= GOAL =
Within the records that follow, find every line containing the string "MensClothes". Copy those lines.

= PROVIDED MATERIAL =

*****

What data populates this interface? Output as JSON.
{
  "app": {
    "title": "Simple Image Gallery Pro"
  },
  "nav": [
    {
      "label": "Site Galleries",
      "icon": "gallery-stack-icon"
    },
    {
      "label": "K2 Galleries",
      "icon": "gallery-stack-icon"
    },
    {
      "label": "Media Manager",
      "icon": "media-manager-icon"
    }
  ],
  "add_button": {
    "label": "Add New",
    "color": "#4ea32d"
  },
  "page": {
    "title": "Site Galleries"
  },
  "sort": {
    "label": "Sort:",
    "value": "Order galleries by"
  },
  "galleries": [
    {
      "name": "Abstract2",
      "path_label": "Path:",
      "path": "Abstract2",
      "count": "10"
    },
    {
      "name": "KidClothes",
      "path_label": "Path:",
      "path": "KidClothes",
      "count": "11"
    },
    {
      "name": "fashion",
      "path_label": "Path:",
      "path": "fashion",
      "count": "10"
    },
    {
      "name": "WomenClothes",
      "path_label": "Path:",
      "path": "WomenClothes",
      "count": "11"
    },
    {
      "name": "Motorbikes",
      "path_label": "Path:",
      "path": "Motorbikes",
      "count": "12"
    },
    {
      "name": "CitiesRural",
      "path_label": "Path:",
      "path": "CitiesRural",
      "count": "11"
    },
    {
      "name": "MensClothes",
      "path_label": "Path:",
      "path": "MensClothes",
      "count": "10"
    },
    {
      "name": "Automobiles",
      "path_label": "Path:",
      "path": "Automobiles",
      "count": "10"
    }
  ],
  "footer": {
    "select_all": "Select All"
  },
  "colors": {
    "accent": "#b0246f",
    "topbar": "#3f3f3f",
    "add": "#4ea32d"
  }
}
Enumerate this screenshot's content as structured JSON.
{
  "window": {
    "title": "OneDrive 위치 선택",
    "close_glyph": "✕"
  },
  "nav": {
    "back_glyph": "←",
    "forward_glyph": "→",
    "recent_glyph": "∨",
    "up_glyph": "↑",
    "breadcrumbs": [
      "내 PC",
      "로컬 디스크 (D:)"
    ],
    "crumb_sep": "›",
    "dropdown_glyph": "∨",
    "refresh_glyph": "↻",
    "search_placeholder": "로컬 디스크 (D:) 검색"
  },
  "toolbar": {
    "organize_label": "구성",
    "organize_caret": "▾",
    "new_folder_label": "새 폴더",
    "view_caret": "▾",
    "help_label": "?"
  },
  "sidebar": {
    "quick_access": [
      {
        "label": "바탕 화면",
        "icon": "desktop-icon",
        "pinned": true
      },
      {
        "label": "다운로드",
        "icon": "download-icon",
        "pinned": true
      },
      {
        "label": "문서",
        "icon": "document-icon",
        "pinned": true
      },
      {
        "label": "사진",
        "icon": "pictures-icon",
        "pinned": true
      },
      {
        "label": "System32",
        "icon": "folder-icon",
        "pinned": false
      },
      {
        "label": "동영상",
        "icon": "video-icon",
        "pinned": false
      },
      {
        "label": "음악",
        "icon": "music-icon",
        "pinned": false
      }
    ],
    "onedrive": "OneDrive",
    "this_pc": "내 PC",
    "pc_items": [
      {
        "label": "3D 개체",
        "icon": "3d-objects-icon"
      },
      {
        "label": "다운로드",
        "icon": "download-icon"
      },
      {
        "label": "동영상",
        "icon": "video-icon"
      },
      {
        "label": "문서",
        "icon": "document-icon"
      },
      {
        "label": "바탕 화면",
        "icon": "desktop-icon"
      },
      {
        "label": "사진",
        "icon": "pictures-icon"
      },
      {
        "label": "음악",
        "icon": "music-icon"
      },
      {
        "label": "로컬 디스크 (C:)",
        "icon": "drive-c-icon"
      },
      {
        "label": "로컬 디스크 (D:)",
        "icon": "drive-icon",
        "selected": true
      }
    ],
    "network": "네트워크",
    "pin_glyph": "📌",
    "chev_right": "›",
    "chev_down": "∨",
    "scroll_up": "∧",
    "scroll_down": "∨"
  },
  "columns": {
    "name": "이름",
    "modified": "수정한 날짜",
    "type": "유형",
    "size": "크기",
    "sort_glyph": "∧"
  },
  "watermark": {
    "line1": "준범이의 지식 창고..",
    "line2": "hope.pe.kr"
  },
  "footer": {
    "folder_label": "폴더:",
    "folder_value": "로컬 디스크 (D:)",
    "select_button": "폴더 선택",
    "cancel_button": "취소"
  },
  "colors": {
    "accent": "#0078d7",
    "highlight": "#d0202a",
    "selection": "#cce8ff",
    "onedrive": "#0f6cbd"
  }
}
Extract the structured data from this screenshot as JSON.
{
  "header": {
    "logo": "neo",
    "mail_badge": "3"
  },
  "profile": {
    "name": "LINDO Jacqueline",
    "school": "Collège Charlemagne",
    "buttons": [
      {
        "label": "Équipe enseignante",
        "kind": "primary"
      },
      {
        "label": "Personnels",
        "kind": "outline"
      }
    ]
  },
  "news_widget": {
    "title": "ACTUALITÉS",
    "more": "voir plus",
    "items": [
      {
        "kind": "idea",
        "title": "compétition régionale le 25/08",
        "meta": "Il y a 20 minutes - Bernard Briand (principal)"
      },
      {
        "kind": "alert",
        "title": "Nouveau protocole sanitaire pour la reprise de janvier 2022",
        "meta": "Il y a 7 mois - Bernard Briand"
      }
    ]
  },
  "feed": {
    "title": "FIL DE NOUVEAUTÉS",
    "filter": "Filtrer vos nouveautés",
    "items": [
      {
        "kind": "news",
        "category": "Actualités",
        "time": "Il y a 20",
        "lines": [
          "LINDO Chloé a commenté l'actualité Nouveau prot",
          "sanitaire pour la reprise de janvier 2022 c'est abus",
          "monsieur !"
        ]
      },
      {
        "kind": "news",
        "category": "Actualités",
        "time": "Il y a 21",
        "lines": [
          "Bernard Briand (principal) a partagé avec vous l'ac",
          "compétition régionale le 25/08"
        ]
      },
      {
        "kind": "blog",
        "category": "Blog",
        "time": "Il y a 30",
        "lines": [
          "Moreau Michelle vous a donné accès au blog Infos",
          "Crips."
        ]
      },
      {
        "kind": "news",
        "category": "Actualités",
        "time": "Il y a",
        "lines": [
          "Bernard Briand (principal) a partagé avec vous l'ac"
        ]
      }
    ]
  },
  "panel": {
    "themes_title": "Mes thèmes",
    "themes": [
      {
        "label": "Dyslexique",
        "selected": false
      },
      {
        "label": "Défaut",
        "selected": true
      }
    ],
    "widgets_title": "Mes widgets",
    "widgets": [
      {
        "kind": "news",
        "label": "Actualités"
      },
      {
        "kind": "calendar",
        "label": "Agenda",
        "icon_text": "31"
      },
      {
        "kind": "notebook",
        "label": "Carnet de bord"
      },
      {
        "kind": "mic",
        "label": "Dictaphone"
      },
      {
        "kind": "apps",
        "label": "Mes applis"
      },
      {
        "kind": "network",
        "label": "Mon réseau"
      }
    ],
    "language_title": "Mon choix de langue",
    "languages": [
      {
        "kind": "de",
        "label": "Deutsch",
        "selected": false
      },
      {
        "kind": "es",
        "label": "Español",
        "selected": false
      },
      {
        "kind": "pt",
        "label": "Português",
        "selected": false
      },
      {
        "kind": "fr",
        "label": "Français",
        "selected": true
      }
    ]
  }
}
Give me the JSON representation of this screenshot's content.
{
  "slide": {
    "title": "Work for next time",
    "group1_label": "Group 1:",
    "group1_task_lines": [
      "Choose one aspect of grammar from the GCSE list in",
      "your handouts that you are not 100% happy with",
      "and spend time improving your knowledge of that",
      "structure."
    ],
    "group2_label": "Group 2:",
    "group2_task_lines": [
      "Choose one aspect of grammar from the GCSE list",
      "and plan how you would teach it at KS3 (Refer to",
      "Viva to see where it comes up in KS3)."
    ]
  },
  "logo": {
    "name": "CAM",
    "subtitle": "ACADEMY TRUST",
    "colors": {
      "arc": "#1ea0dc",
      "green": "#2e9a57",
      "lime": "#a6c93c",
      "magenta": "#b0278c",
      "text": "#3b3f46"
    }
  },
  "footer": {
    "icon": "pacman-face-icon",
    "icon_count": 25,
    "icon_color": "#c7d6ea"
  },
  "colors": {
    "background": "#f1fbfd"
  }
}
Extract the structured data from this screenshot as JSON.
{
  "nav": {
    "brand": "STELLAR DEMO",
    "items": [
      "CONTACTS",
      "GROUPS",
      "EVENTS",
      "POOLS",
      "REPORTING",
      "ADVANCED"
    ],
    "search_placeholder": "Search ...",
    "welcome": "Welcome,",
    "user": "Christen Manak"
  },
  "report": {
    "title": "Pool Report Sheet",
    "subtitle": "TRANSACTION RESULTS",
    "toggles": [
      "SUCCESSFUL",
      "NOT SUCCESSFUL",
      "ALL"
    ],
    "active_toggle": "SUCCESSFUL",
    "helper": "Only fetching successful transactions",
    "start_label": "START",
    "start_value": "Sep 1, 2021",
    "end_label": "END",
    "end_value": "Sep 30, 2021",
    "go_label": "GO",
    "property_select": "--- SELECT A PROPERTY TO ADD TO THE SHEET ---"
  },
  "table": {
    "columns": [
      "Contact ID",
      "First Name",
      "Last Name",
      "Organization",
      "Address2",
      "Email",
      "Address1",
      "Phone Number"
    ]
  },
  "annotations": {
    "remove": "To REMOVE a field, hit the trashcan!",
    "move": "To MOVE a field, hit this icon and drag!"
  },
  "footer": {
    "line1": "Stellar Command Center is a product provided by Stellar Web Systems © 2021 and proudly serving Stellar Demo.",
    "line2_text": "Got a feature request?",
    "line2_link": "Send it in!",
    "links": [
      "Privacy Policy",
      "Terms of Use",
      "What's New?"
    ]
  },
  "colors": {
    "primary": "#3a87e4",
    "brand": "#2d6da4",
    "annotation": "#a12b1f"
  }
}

*****

= RESPONSE TO THIS TASK =
      "name": "MensClothes",
      "path": "MensClothes",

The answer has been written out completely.